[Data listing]
· · · · ·

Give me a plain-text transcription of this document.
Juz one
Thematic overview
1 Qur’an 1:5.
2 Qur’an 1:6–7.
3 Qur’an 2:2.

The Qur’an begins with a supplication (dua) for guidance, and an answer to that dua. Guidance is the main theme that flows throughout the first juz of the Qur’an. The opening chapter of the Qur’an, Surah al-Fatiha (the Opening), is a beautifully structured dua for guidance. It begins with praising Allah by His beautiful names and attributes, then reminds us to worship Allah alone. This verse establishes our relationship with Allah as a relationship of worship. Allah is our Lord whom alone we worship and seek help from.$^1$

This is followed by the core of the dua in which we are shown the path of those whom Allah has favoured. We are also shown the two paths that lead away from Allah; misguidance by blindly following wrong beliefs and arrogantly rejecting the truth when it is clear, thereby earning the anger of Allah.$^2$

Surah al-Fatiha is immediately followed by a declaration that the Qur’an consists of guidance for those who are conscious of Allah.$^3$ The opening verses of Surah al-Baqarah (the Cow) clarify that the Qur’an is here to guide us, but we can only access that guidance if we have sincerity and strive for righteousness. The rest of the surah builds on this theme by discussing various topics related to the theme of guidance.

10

· · · · ·

== Task goal ==
Give the entries once more, exactly as they appear.

== Complete output ==
Give me a plain-text transcription of this document.
Juz one
Thematic overview
1 Qur’an 1:5.
2 Qur’an 1:6–7.
3 Qur’an 2:2.

The Qur’an begins with a supplication (dua) for guidance, and an answer to that dua. Guidance is the main theme that flows throughout the first juz of the Qur’an. The opening chapter of the Qur’an, Surah al-Fatiha (the Opening), is a beautifully structured dua for guidance. It begins with praising Allah by His beautiful names and attributes, then reminds us to worship Allah alone. This verse establishes our relationship with Allah as a relationship of worship. Allah is our Lord whom alone we worship and seek help from.$^1$

This is followed by the core of the dua in which we are shown the path of those whom Allah has favoured. We are also shown the two paths that lead away from Allah; misguidance by blindly following wrong beliefs and arrogantly rejecting the truth when it is clear, thereby earning the anger of Allah.$^2$

Surah al-Fatiha is immediately followed by a declaration that the Qur’an consists of guidance for those who are conscious of Allah.$^3$ The opening verses of Surah al-Baqarah (the Cow) clarify that the Qur’an is here to guide us, but we can only access that guidance if we have sincerity and strive for righteousness. The rest of the surah builds on this theme by discussing various topics related to the theme of guidance.

10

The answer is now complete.